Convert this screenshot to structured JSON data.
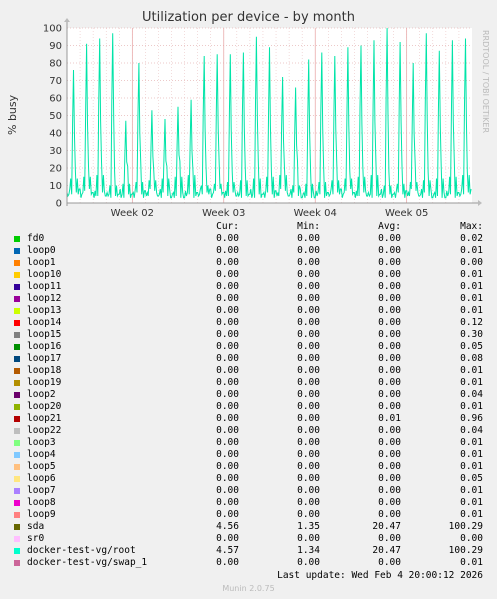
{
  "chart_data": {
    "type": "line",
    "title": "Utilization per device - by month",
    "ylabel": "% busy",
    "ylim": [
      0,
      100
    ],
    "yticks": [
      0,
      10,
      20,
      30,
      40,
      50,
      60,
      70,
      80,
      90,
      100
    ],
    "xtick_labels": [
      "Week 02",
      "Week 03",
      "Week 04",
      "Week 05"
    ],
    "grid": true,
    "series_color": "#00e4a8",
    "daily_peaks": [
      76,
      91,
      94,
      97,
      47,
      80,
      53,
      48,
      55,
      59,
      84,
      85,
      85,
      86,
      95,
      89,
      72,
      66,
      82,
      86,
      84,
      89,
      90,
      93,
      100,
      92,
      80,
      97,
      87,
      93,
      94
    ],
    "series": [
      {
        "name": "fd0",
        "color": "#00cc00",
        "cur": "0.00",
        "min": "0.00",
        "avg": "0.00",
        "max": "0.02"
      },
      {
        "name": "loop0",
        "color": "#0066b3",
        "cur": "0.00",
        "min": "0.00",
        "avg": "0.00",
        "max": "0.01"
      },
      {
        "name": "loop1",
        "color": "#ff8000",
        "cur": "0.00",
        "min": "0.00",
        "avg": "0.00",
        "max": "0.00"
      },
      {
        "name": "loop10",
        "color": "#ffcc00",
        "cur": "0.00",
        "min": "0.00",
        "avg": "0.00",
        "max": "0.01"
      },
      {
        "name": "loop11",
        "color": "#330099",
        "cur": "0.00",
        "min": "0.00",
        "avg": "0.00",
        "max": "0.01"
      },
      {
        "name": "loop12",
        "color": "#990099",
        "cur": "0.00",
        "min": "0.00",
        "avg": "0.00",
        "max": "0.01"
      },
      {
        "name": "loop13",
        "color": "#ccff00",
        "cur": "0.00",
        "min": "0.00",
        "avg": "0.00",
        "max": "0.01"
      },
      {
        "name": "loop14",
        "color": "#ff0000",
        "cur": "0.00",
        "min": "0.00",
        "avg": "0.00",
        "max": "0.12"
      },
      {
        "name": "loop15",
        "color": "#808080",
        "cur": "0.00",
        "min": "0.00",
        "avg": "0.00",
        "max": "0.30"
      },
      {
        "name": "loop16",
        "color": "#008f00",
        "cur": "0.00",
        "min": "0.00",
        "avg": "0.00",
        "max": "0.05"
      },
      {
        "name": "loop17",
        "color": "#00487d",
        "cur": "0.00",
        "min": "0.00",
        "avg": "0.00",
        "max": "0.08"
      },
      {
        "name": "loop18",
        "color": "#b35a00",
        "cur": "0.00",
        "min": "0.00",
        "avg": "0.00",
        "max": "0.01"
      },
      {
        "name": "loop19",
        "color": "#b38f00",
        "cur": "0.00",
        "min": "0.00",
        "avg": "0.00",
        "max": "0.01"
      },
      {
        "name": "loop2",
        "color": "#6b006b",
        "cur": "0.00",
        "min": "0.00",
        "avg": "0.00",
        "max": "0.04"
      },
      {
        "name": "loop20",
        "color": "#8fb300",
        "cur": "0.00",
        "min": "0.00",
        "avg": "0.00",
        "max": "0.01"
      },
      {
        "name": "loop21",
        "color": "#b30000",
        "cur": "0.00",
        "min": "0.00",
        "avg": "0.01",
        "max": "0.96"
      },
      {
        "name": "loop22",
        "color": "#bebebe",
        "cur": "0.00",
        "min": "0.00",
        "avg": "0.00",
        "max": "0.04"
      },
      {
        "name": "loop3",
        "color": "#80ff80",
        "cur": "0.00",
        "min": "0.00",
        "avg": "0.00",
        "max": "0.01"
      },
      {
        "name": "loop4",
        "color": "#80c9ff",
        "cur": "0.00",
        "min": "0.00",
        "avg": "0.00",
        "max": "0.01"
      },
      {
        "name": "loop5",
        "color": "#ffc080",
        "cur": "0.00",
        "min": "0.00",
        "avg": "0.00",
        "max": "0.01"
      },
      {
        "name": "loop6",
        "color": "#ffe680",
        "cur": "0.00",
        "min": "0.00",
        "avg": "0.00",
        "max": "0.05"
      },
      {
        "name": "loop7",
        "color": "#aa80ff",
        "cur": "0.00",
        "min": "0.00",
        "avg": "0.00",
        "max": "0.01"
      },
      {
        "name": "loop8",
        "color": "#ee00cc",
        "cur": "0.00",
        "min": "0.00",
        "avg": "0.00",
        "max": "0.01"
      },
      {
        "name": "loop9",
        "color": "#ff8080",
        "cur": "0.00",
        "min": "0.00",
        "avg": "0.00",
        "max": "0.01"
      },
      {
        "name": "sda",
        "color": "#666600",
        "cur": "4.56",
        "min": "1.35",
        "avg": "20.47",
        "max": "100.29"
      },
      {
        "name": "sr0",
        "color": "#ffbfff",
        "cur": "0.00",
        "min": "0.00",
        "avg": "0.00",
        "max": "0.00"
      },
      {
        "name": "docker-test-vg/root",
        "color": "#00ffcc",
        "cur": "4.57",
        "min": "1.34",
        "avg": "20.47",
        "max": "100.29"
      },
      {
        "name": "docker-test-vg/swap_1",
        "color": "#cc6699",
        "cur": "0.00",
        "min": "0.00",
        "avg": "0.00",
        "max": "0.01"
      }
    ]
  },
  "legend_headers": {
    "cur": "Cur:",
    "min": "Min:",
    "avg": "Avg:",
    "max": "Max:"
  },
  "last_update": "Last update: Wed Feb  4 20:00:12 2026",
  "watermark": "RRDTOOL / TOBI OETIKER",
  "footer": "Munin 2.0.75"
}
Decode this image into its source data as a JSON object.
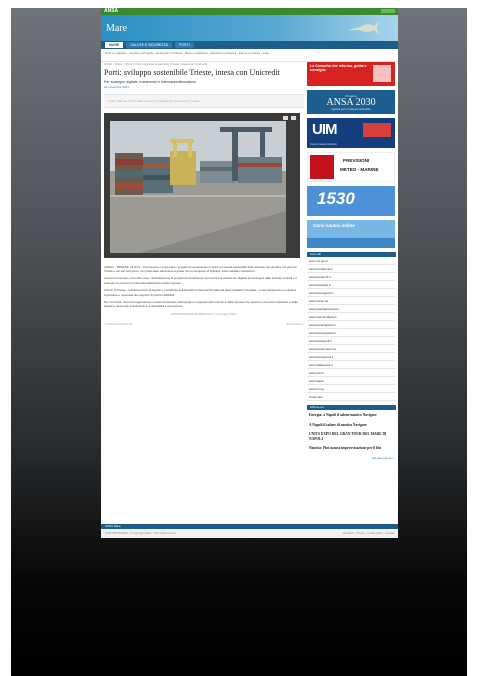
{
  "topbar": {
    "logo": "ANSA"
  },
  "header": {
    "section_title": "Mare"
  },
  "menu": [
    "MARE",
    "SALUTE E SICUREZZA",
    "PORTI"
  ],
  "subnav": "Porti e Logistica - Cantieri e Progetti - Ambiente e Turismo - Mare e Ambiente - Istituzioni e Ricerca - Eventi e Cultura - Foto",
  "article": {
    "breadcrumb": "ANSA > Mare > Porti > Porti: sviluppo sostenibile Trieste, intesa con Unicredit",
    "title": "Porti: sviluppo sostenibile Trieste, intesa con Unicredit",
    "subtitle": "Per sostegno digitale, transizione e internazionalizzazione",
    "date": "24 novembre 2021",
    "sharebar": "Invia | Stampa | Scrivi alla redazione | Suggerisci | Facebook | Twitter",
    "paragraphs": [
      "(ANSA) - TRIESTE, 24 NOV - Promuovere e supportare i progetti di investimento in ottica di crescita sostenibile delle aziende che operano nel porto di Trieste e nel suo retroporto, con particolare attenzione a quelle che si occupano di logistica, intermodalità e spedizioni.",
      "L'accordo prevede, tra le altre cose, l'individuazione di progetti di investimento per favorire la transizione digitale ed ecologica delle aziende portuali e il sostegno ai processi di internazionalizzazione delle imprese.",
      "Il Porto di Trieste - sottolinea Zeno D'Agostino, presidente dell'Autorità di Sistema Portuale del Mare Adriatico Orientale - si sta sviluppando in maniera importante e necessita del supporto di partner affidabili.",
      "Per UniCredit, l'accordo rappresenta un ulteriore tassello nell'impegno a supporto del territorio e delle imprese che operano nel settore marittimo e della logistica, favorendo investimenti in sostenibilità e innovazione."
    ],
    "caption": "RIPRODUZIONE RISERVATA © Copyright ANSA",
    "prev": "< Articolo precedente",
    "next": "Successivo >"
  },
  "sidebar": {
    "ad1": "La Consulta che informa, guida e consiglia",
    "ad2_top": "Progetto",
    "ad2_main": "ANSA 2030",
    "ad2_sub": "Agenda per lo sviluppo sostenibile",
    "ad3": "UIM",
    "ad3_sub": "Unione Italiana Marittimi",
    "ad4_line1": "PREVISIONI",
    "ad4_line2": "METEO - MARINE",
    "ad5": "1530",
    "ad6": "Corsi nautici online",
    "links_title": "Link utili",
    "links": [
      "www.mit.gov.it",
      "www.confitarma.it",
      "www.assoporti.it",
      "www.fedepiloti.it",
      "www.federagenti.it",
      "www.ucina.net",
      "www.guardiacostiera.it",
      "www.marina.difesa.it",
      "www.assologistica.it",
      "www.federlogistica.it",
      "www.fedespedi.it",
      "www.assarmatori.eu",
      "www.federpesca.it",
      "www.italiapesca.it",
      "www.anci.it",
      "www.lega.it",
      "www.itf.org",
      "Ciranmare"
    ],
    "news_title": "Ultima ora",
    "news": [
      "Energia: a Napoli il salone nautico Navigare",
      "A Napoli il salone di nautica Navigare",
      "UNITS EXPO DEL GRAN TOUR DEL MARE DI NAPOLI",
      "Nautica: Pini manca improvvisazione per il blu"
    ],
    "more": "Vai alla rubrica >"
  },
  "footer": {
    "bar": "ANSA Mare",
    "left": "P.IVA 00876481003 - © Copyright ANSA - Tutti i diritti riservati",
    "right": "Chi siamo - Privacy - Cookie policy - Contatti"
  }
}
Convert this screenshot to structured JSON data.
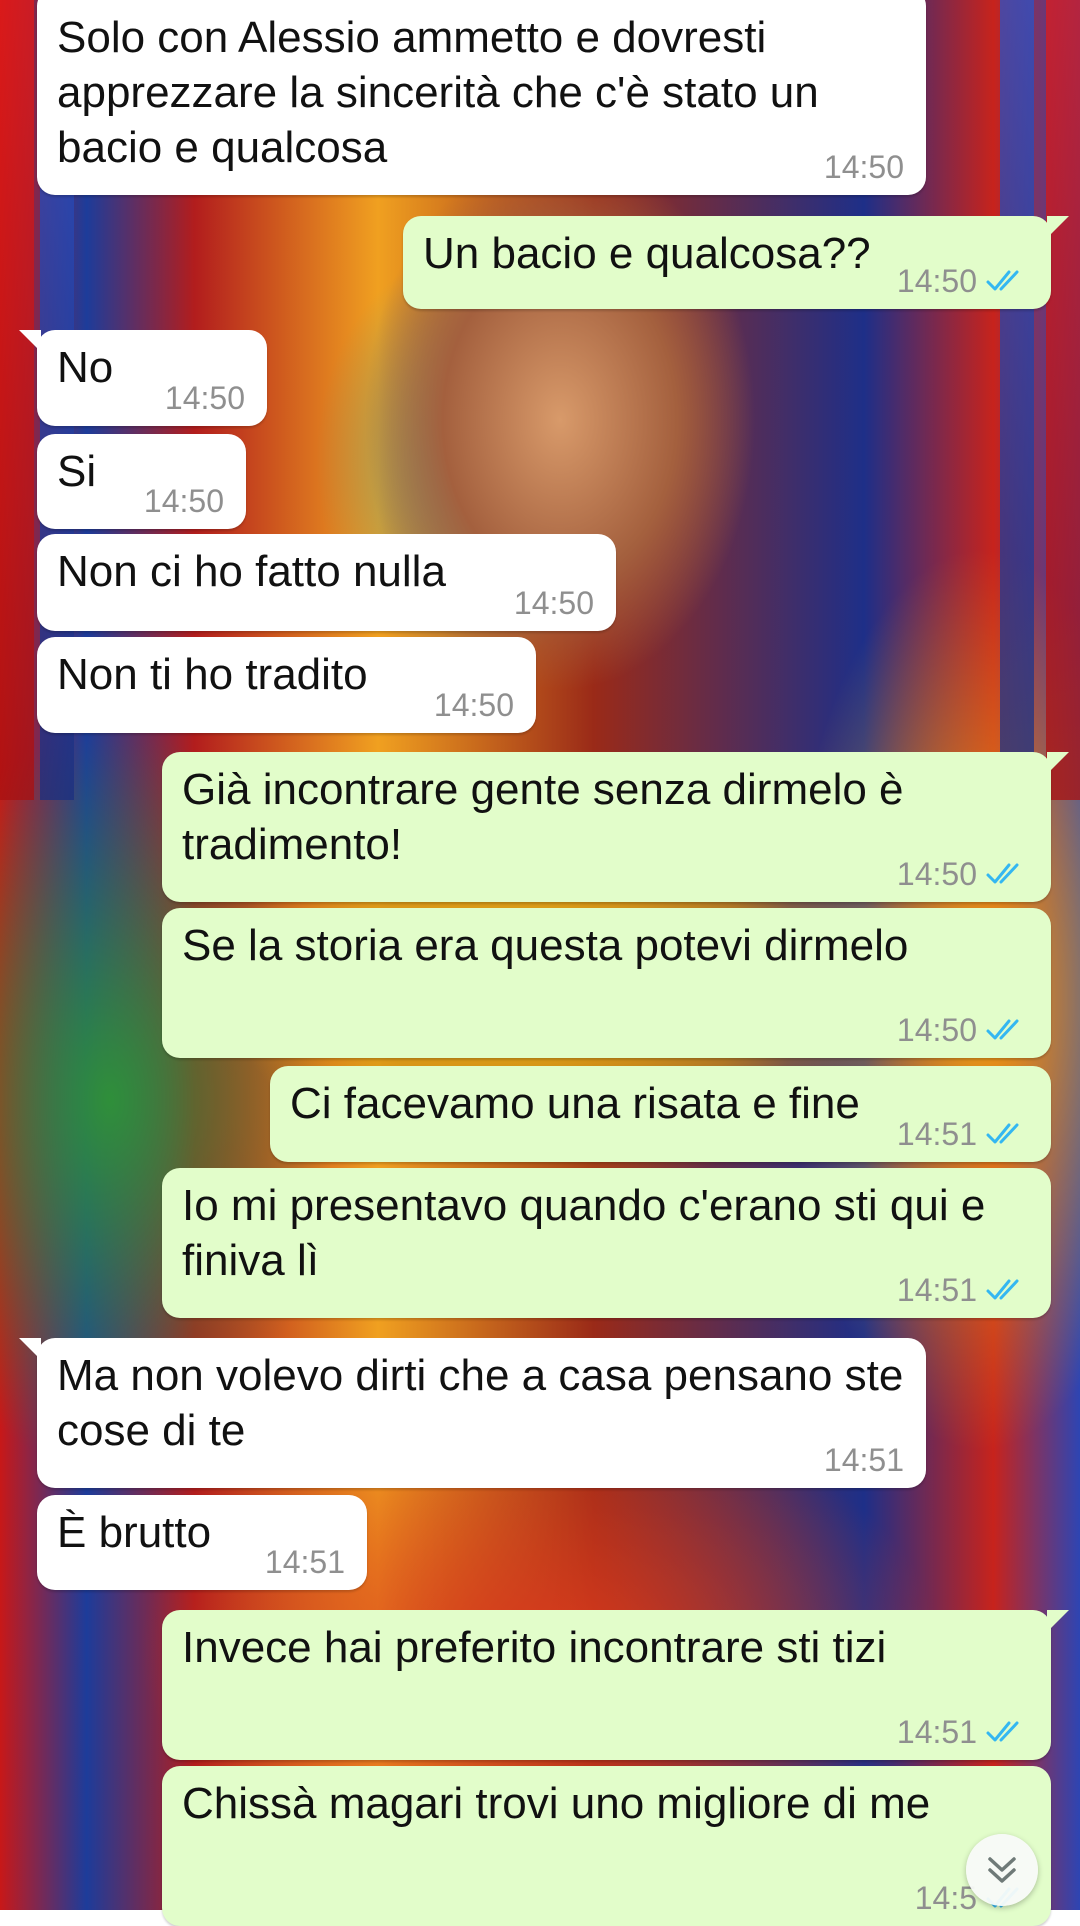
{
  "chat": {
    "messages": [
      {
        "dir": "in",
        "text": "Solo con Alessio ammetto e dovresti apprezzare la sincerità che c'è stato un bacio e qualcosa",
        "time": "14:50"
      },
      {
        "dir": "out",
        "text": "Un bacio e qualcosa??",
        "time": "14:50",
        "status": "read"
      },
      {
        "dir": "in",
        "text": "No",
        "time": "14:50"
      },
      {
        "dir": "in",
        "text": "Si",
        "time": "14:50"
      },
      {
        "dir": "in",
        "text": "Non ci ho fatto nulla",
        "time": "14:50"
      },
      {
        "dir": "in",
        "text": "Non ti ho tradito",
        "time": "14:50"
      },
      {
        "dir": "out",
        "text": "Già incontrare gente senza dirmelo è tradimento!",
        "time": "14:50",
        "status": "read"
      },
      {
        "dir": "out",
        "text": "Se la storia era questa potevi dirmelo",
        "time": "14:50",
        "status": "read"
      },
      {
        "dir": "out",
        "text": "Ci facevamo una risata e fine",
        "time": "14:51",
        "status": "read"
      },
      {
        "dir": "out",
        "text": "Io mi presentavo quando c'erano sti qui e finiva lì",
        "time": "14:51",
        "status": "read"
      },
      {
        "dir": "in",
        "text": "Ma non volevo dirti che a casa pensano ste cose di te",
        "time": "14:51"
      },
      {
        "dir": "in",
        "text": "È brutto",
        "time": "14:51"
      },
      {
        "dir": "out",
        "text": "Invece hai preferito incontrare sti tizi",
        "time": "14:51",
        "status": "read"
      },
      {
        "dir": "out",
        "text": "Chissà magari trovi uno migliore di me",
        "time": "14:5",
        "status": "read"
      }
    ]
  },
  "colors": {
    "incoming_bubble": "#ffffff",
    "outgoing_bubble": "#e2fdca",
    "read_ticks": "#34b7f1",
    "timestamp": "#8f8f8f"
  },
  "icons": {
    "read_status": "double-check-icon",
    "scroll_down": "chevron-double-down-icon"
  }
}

+++

Exercise goal:
Which lines contain "cose"? Copy each of them.

Result:
      "L'accordo prevede, tra le altre cose, l'individuazione di progetti di investimento per favorire la transizione digitale ed ecologica delle aziende portuali e il sostegno ai processi di internazionalizzazione delle imprese.",
        "text": "Ma non volevo dirti che a casa pensano ste cose di te",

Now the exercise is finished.